- [Task prompt]
All of the data below must be repeated exactly.

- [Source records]
------------------------------------
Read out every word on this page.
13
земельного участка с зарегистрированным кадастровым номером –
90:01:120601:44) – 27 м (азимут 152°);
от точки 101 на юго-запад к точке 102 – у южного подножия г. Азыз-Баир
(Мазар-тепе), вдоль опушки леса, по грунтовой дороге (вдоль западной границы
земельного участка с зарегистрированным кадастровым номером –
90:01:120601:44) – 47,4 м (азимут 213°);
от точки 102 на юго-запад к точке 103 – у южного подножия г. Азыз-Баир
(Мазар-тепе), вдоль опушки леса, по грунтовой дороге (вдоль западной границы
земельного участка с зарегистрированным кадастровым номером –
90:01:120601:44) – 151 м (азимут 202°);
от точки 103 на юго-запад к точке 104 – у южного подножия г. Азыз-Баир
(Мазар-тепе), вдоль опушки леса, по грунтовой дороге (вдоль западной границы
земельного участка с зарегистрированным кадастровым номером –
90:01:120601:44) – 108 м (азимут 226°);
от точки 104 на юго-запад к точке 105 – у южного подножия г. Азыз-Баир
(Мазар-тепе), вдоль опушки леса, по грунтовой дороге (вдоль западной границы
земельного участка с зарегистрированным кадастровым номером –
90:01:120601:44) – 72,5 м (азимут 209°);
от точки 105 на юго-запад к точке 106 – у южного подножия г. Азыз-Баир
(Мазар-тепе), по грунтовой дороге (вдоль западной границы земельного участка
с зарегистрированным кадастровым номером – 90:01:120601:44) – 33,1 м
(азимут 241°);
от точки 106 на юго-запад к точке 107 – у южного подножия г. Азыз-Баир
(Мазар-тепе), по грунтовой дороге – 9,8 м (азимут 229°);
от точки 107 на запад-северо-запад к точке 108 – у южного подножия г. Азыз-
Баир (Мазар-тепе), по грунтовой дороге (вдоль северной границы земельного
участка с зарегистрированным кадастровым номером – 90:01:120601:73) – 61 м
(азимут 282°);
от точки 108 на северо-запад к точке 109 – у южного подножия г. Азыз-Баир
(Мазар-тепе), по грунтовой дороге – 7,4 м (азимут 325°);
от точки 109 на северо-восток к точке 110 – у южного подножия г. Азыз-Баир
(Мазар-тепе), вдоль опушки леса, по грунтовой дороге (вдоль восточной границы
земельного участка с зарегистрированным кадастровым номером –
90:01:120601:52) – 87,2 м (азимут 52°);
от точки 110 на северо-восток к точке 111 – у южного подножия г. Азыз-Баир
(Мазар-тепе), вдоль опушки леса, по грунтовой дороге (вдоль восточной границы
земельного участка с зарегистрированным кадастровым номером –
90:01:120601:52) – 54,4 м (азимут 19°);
------------------------------------
- [Task solution]
Read out every word on this page.
13
земельного участка с зарегистрированным кадастровым номером –
90:01:120601:44) – 27 м (азимут 152°);
от точки 101 на юго-запад к точке 102 – у южного подножия г. Азыз-Баир
(Мазар-тепе), вдоль опушки леса, по грунтовой дороге (вдоль западной границы
земельного участка с зарегистрированным кадастровым номером –
90:01:120601:44) – 47,4 м (азимут 213°);
от точки 102 на юго-запад к точке 103 – у южного подножия г. Азыз-Баир
(Мазар-тепе), вдоль опушки леса, по грунтовой дороге (вдоль западной границы
земельного участка с зарегистрированным кадастровым номером –
90:01:120601:44) – 151 м (азимут 202°);
от точки 103 на юго-запад к точке 104 – у южного подножия г. Азыз-Баир
(Мазар-тепе), вдоль опушки леса, по грунтовой дороге (вдоль западной границы
земельного участка с зарегистрированным кадастровым номером –
90:01:120601:44) – 108 м (азимут 226°);
от точки 104 на юго-запад к точке 105 – у южного подножия г. Азыз-Баир
(Мазар-тепе), вдоль опушки леса, по грунтовой дороге (вдоль западной границы
земельного участка с зарегистрированным кадастровым номером –
90:01:120601:44) – 72,5 м (азимут 209°);
от точки 105 на юго-запад к точке 106 – у южного подножия г. Азыз-Баир
(Мазар-тепе), по грунтовой дороге (вдоль западной границы земельного участка
с зарегистрированным кадастровым номером – 90:01:120601:44) – 33,1 м
(азимут 241°);
от точки 106 на юго-запад к точке 107 – у южного подножия г. Азыз-Баир
(Мазар-тепе), по грунтовой дороге – 9,8 м (азимут 229°);
от точки 107 на запад-северо-запад к точке 108 – у южного подножия г. Азыз-
Баир (Мазар-тепе), по грунтовой дороге (вдоль северной границы земельного
участка с зарегистрированным кадастровым номером – 90:01:120601:73) – 61 м
(азимут 282°);
от точки 108 на северо-запад к точке 109 – у южного подножия г. Азыз-Баир
(Мазар-тепе), по грунтовой дороге – 7,4 м (азимут 325°);
от точки 109 на северо-восток к точке 110 – у южного подножия г. Азыз-Баир
(Мазар-тепе), вдоль опушки леса, по грунтовой дороге (вдоль восточной границы
земельного участка с зарегистрированным кадастровым номером –
90:01:120601:52) – 87,2 м (азимут 52°);
от точки 110 на северо-восток к точке 111 – у южного подножия г. Азыз-Баир
(Мазар-тепе), вдоль опушки леса, по грунтовой дороге (вдоль восточной границы
земельного участка с зарегистрированным кадастровым номером –
90:01:120601:52) – 54,4 м (азимут 19°);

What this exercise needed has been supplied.